**Records from a data collection**
○ ○ ○ ○
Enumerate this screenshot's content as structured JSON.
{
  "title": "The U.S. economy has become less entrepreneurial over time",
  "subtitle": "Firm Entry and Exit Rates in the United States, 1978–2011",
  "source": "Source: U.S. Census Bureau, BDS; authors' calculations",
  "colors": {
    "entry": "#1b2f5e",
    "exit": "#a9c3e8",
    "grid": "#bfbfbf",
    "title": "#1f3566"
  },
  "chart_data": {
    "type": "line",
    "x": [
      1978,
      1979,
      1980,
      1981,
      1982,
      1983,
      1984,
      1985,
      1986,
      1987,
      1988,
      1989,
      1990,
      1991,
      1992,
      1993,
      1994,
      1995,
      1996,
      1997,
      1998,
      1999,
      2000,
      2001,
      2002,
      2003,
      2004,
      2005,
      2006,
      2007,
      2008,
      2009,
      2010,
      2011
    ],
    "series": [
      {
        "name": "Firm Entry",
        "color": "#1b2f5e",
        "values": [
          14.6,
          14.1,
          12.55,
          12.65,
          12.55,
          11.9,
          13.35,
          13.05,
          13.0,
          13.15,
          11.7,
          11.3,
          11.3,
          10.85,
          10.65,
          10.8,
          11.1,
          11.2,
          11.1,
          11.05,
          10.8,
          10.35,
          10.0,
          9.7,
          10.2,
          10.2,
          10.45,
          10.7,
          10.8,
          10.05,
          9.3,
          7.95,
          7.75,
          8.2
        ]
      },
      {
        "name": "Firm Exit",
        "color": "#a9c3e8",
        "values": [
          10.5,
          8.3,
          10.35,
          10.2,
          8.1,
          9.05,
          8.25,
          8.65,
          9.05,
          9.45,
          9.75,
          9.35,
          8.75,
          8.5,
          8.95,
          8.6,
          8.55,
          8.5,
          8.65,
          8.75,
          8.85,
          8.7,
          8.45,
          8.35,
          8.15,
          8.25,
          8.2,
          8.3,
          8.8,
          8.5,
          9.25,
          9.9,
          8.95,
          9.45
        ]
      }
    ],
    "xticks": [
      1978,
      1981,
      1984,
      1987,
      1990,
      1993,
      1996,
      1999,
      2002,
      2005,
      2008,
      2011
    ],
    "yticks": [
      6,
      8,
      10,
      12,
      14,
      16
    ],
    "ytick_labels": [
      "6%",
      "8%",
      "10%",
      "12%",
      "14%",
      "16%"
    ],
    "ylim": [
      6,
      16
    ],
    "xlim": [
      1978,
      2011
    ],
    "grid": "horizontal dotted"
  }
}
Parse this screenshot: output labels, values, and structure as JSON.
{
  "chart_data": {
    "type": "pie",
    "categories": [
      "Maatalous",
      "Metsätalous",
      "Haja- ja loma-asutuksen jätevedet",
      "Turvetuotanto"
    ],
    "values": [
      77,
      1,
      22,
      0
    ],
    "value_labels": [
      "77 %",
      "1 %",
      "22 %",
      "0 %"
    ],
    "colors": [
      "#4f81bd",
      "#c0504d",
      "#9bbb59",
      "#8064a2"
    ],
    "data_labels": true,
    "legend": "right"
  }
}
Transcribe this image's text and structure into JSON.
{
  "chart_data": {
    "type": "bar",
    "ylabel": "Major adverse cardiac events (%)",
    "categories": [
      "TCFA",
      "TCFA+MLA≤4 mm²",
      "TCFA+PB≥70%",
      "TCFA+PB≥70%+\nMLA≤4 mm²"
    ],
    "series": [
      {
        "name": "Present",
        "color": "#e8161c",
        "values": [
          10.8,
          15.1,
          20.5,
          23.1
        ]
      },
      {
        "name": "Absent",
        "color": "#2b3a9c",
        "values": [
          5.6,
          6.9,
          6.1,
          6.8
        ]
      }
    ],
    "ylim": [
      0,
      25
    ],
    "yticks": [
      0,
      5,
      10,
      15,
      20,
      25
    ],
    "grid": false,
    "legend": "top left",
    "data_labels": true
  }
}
○ ○ ○ ○
**Work to complete**
How many lines of the listing above include the word "JSON"? Reply with the number alone.

**Correct response**
3